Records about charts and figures
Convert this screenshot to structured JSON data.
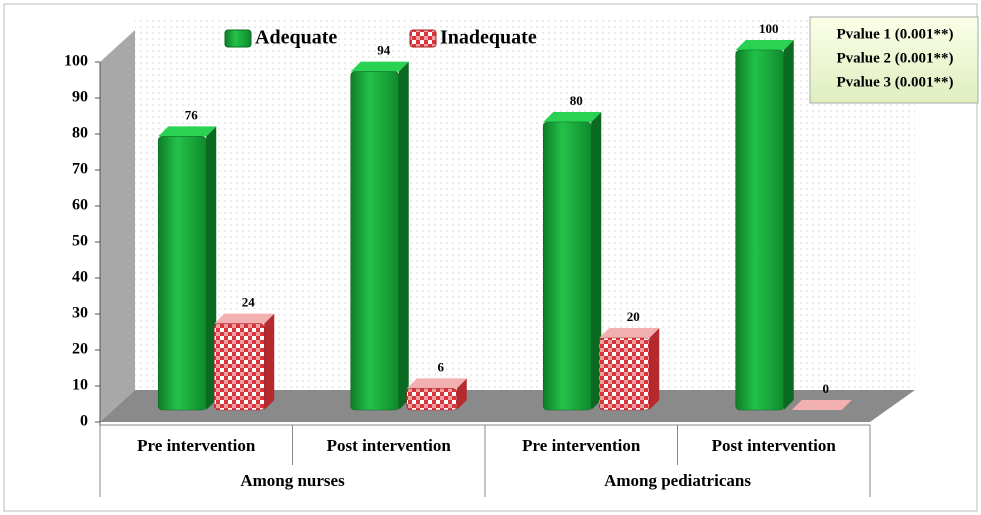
{
  "chart_data": {
    "type": "bar",
    "categories": [
      "Pre intervention",
      "Post intervention",
      "Pre intervention",
      "Post intervention"
    ],
    "groups": [
      {
        "label": "Among nurses",
        "span": 2
      },
      {
        "label": "Among pediatricans",
        "span": 2
      }
    ],
    "series": [
      {
        "name": "Adequate",
        "color": "#1aa33a",
        "values": [
          76,
          94,
          80,
          100
        ]
      },
      {
        "name": "Inadequate",
        "color": "#d9343a",
        "values": [
          24,
          6,
          20,
          0
        ]
      }
    ],
    "ylim": [
      0,
      100
    ],
    "yticks": [
      0,
      10,
      20,
      30,
      40,
      50,
      60,
      70,
      80,
      90,
      100
    ],
    "annotations": [
      "Pvalue 1 (0.001**)",
      "Pvalue 2 (0.001**)",
      "Pvalue 3 (0.001**)"
    ],
    "legend": "top"
  }
}
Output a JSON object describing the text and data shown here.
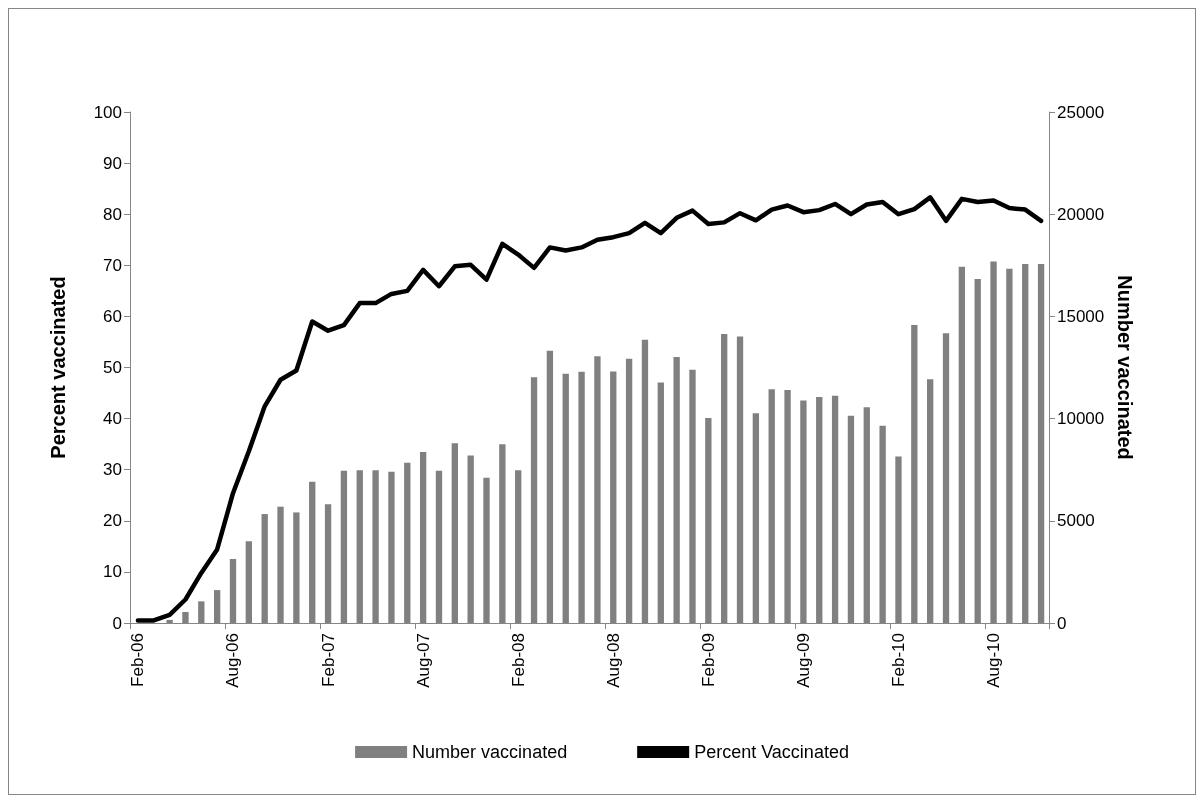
{
  "chart_data": {
    "type": "bar",
    "ylabel": "Percent vaccinated",
    "y2label": "Number vaccinated",
    "categories": [
      "Feb-06",
      null,
      null,
      null,
      null,
      null,
      "Aug-06",
      null,
      null,
      null,
      null,
      null,
      "Feb-07",
      null,
      null,
      null,
      null,
      null,
      "Aug-07",
      null,
      null,
      null,
      null,
      null,
      "Feb-08",
      null,
      null,
      null,
      null,
      null,
      "Aug-08",
      null,
      null,
      null,
      null,
      null,
      "Feb-09",
      null,
      null,
      null,
      null,
      null,
      "Aug-09",
      null,
      null,
      null,
      null,
      null,
      "Feb-10",
      null,
      null,
      null,
      null,
      null,
      "Aug-10",
      null,
      null,
      null
    ],
    "series": [
      {
        "name": "Number vaccinated",
        "axis": "y2",
        "color": "#808080",
        "values": [
          0,
          0,
          150,
          540,
          1060,
          1610,
          3130,
          4000,
          5330,
          5690,
          5410,
          6910,
          5810,
          7450,
          7470,
          7470,
          7400,
          7840,
          8370,
          7450,
          8790,
          8190,
          7110,
          8740,
          7470,
          12020,
          13320,
          12200,
          12290,
          13050,
          12310,
          12930,
          13860,
          11770,
          13010,
          12390,
          10030,
          14140,
          14020,
          10260,
          11430,
          11400,
          10890,
          11060,
          11120,
          10140,
          10550,
          9650,
          8150,
          14580,
          11920,
          14170,
          17430,
          16830,
          17680,
          17330,
          17560,
          17560
        ]
      },
      {
        "name": "Percent Vaccinated",
        "type": "line",
        "color": "#000000",
        "values": [
          0.5,
          0.5,
          1.6,
          4.6,
          9.8,
          14.4,
          25.4,
          33.6,
          42.4,
          47.6,
          49.4,
          59.0,
          57.2,
          58.3,
          62.6,
          62.6,
          64.4,
          65.0,
          69.1,
          65.9,
          69.8,
          70.1,
          67.2,
          74.2,
          72.1,
          69.5,
          73.5,
          72.9,
          73.5,
          75.0,
          75.5,
          76.3,
          78.3,
          76.3,
          79.3,
          80.7,
          78.1,
          78.4,
          80.2,
          78.8,
          80.9,
          81.7,
          80.4,
          80.8,
          82.0,
          80.0,
          81.9,
          82.4,
          80.0,
          81.0,
          83.3,
          78.7,
          83.0,
          82.4,
          82.7,
          81.2,
          80.9,
          78.7
        ]
      }
    ],
    "ylim": [
      0,
      100
    ],
    "yticks": [
      0,
      10,
      20,
      30,
      40,
      50,
      60,
      70,
      80,
      90,
      100
    ],
    "y2lim": [
      0,
      25000
    ],
    "y2ticks": [
      0,
      5000,
      10000,
      15000,
      20000,
      25000
    ],
    "grid": false,
    "legend": "bottom",
    "marker": "none",
    "line_style": "solid"
  }
}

# [WHAT YOU SHOULD DO]
Of the lines in the material above, state how many contain the string "name"; give no other text.

# [RESULT]
4